__SOURCE MATERIAL__
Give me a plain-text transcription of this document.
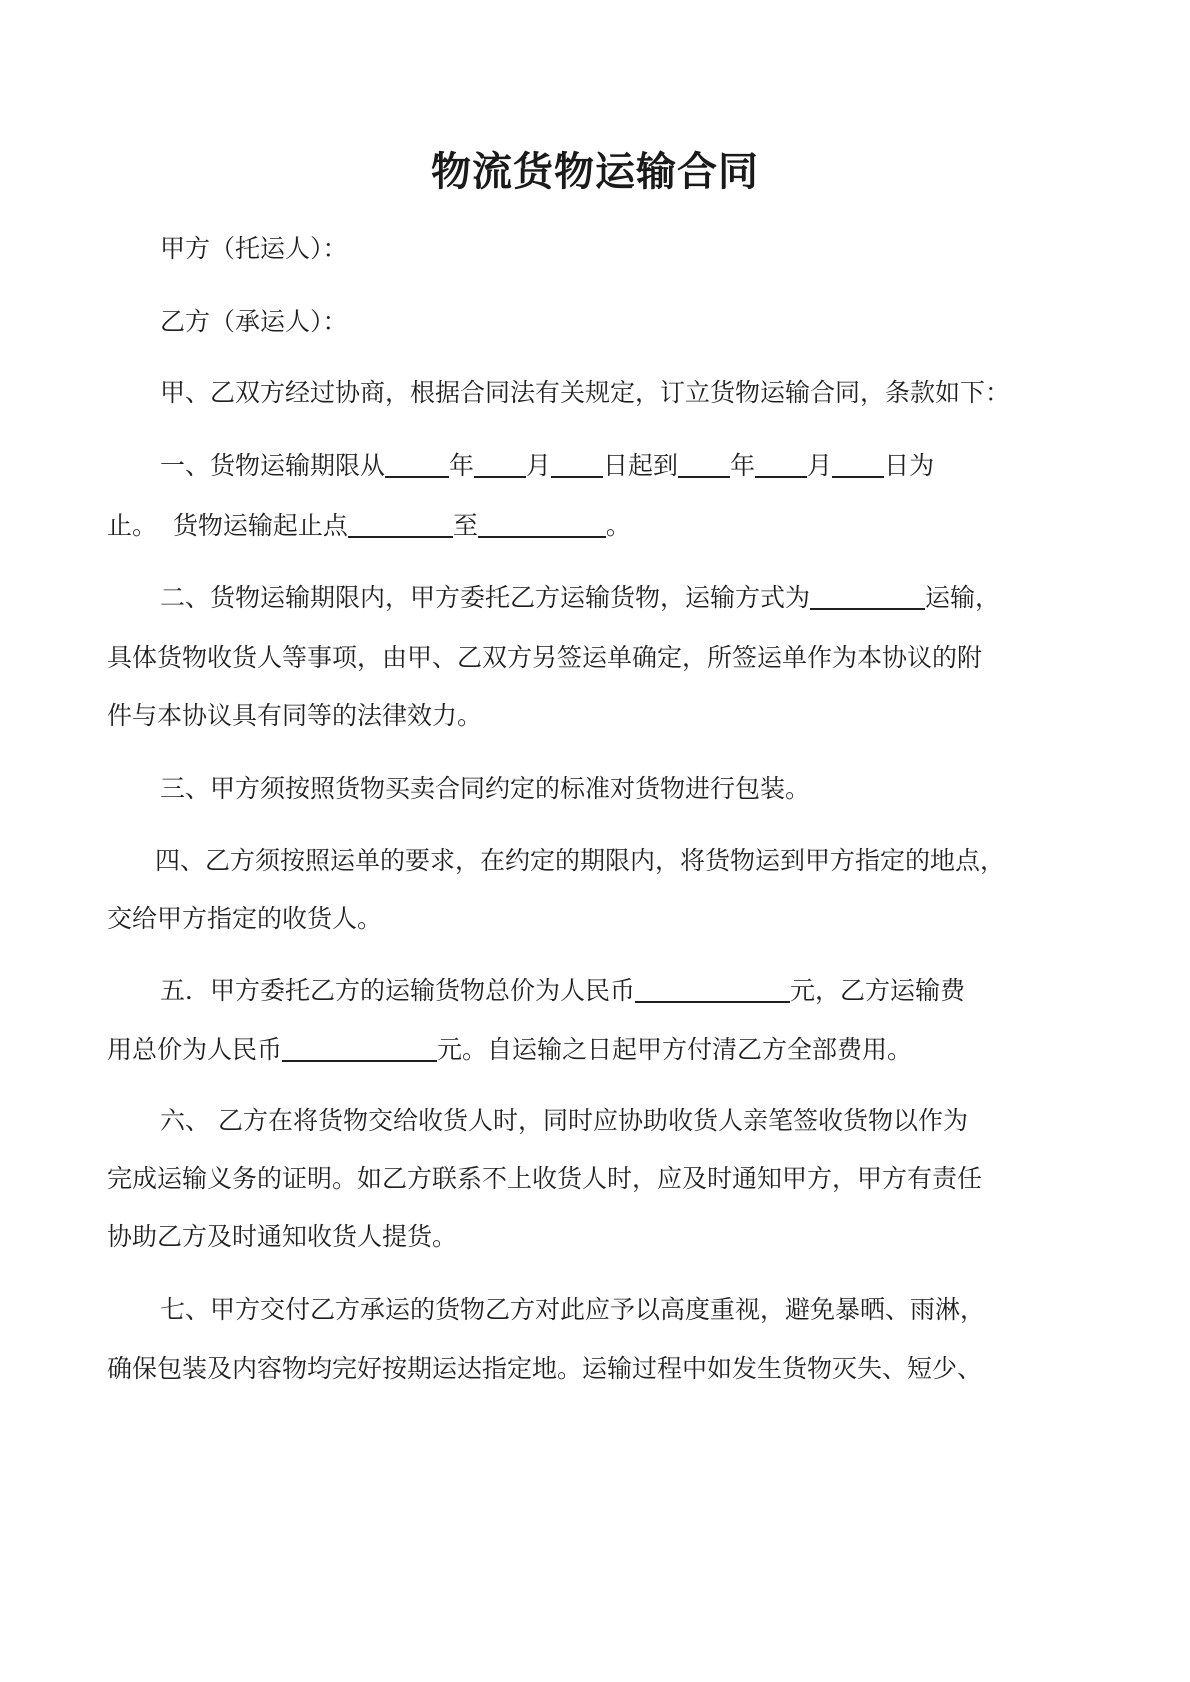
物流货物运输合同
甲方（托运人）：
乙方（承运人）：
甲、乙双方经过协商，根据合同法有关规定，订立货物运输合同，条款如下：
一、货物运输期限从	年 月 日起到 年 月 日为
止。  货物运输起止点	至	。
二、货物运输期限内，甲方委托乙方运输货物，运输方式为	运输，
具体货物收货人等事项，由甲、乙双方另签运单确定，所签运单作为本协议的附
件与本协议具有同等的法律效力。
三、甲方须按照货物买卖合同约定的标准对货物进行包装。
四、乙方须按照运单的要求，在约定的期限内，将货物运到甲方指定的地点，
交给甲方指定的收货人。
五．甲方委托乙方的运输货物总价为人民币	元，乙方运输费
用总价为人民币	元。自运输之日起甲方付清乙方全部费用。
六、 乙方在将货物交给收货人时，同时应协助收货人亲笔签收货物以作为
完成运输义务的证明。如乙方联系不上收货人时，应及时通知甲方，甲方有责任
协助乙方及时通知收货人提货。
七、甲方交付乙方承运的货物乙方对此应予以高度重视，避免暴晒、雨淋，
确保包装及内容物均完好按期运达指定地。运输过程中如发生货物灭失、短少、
...
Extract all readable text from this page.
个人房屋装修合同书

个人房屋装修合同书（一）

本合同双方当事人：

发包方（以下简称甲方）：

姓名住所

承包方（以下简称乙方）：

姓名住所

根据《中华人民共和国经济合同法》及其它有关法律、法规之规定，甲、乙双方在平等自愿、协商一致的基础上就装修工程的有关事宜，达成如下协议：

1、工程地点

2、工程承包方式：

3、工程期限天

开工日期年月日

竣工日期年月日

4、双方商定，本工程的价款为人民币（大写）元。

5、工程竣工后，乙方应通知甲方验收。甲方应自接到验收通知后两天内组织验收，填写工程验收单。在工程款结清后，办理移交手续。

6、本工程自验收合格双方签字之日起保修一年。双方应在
--
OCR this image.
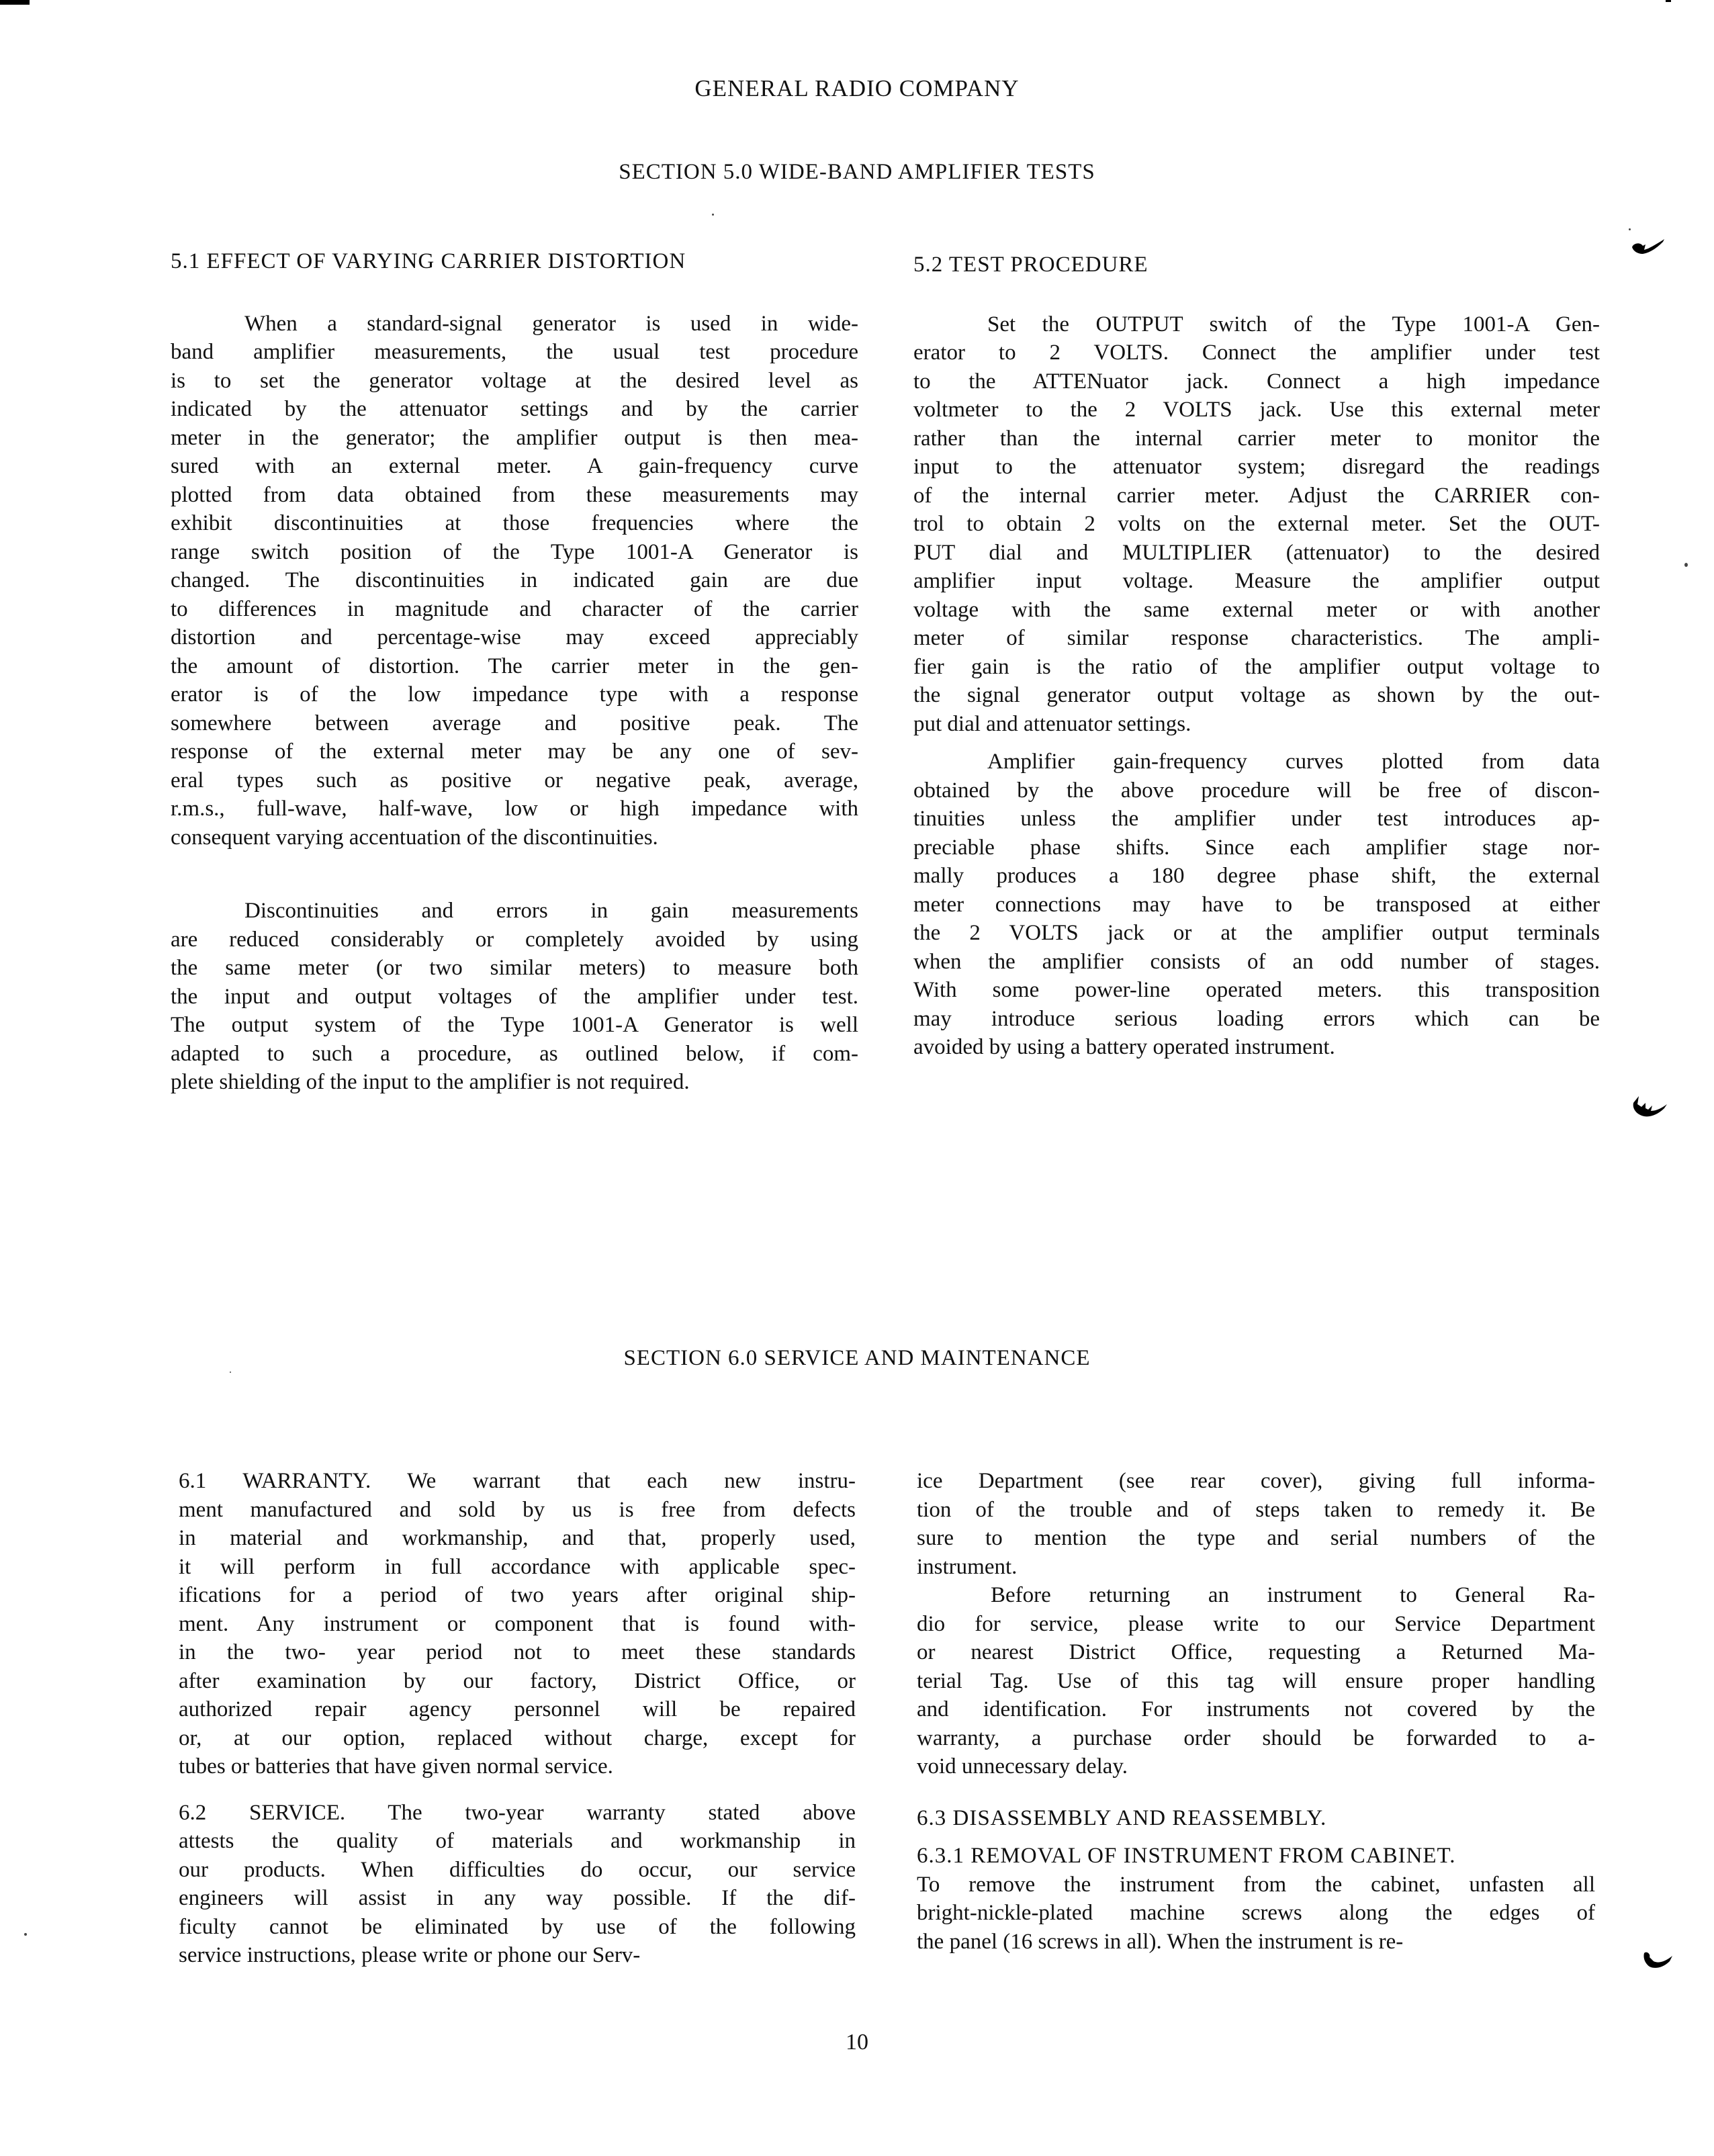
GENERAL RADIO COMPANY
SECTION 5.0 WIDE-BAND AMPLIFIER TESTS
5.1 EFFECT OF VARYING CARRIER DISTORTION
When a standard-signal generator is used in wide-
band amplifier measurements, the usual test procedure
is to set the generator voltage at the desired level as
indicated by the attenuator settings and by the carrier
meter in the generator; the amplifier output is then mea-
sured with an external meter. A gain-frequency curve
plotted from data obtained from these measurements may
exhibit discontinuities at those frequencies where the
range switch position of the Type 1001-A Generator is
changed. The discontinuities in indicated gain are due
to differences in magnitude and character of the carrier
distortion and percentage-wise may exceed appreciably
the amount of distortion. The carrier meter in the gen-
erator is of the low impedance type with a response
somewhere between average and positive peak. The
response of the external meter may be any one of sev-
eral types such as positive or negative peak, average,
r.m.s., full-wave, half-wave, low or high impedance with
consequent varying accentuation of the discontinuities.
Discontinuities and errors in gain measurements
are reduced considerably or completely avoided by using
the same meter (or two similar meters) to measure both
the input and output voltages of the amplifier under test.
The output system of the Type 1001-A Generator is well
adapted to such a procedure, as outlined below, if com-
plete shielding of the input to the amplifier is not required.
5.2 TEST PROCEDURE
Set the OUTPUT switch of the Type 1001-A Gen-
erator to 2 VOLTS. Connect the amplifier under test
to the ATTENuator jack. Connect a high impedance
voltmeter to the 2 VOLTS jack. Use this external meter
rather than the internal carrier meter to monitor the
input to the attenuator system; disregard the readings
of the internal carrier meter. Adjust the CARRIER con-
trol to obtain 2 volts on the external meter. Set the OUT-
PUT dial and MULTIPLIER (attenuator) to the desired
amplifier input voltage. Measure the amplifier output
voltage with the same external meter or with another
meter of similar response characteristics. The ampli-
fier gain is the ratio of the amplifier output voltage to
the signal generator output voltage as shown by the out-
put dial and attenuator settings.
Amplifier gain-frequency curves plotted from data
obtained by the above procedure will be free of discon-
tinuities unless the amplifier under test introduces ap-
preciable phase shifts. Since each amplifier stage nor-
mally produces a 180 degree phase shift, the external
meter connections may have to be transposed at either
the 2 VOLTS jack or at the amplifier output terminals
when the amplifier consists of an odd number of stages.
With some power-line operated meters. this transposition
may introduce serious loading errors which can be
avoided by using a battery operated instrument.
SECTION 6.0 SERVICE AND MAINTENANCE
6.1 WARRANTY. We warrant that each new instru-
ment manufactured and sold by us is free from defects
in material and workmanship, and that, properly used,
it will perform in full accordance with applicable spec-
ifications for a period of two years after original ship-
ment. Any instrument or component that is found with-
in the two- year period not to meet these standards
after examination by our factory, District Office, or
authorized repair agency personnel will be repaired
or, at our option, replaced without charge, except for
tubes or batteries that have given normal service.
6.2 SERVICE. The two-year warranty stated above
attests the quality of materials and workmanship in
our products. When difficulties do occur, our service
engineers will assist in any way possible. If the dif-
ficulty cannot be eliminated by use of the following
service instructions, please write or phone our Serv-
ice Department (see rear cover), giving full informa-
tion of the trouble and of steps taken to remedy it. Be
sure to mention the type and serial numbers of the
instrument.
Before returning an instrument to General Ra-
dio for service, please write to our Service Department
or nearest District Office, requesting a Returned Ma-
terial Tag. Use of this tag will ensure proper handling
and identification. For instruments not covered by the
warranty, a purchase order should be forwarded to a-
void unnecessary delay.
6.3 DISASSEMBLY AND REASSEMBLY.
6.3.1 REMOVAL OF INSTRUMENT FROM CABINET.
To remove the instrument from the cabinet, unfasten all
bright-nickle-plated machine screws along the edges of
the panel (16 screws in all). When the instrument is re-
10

__REQUIRED TASK__
Collect every line above that contains the word "each".

__SOLUTION TO THIS PROBLEM__
preciable phase shifts. Since each amplifier stage nor-
6.1 WARRANTY. We warrant that each new instru-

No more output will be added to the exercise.